All records should be reproduced verbatim.

Data entries ▸
== == ==
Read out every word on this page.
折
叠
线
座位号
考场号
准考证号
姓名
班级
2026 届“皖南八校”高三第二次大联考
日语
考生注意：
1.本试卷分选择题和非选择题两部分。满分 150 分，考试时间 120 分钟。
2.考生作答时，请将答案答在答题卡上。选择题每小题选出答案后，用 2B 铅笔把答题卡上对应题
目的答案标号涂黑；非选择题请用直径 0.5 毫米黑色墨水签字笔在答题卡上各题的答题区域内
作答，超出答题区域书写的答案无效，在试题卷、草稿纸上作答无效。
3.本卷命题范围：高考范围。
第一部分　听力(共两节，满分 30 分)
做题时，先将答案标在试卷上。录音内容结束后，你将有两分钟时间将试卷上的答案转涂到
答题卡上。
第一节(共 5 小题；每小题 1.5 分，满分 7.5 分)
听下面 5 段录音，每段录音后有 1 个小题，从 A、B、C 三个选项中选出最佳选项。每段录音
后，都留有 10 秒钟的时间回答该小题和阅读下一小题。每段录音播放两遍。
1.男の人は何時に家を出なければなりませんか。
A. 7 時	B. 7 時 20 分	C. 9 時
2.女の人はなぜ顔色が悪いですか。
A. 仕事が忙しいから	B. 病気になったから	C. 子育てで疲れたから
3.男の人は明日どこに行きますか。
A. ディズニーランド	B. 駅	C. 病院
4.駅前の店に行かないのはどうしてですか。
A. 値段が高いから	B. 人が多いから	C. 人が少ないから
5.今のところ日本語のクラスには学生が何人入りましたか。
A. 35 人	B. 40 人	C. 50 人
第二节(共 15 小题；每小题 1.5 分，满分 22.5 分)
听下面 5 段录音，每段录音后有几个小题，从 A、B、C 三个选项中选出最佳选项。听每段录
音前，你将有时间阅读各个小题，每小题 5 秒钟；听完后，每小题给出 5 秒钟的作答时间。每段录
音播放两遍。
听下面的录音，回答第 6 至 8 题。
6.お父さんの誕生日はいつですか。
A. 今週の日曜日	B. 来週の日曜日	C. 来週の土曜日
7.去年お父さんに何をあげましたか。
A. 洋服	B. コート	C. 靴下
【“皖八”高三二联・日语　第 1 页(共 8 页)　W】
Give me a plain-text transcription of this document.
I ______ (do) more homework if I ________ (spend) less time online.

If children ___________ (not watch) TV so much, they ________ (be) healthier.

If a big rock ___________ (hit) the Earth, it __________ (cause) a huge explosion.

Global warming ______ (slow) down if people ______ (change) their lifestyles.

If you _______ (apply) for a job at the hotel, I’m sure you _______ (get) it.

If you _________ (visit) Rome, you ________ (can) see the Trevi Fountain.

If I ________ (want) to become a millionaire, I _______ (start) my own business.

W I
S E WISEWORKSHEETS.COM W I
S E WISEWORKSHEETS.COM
== == ==
Result for this task ▸
Read out every word on this page.
折
叠
线
座位号
考场号
准考证号
姓名
班级
2026 届“皖南八校”高三第二次大联考
日语
考生注意：
1.本试卷分选择题和非选择题两部分。满分 150 分，考试时间 120 分钟。
2.考生作答时，请将答案答在答题卡上。选择题每小题选出答案后，用 2B 铅笔把答题卡上对应题
目的答案标号涂黑；非选择题请用直径 0.5 毫米黑色墨水签字笔在答题卡上各题的答题区域内
作答，超出答题区域书写的答案无效，在试题卷、草稿纸上作答无效。
3.本卷命题范围：高考范围。
第一部分　听力(共两节，满分 30 分)
做题时，先将答案标在试卷上。录音内容结束后，你将有两分钟时间将试卷上的答案转涂到
答题卡上。
第一节(共 5 小题；每小题 1.5 分，满分 7.5 分)
听下面 5 段录音，每段录音后有 1 个小题，从 A、B、C 三个选项中选出最佳选项。每段录音
后，都留有 10 秒钟的时间回答该小题和阅读下一小题。每段录音播放两遍。
1.男の人は何時に家を出なければなりませんか。
A. 7 時	B. 7 時 20 分	C. 9 時
2.女の人はなぜ顔色が悪いですか。
A. 仕事が忙しいから	B. 病気になったから	C. 子育てで疲れたから
3.男の人は明日どこに行きますか。
A. ディズニーランド	B. 駅	C. 病院
4.駅前の店に行かないのはどうしてですか。
A. 値段が高いから	B. 人が多いから	C. 人が少ないから
5.今のところ日本語のクラスには学生が何人入りましたか。
A. 35 人	B. 40 人	C. 50 人
第二节(共 15 小题；每小题 1.5 分，满分 22.5 分)
听下面 5 段录音，每段录音后有几个小题，从 A、B、C 三个选项中选出最佳选项。听每段录
音前，你将有时间阅读各个小题，每小题 5 秒钟；听完后，每小题给出 5 秒钟的作答时间。每段录
音播放两遍。
听下面的录音，回答第 6 至 8 题。
6.お父さんの誕生日はいつですか。
A. 今週の日曜日	B. 来週の日曜日	C. 来週の土曜日
7.去年お父さんに何をあげましたか。
A. 洋服	B. コート	C. 靴下
【“皖八”高三二联・日语　第 1 页(共 8 页)　W】
Give me a plain-text transcription of this document.
I ______ (do) more homework if I ________ (spend) less time online.

If children ___________ (not watch) TV so much, they ________ (be) healthier.

If a big rock ___________ (hit) the Earth, it __________ (cause) a huge explosion.

Global warming ______ (slow) down if people ______ (change) their lifestyles.

If you _______ (apply) for a job at the hotel, I’m sure you _______ (get) it.

If you _________ (visit) Rome, you ________ (can) see the Trevi Fountain.

If I ________ (want) to become a millionaire, I _______ (start) my own business.

W I
S E WISEWORKSHEETS.COM W I
S E WISEWORKSHEETS.COM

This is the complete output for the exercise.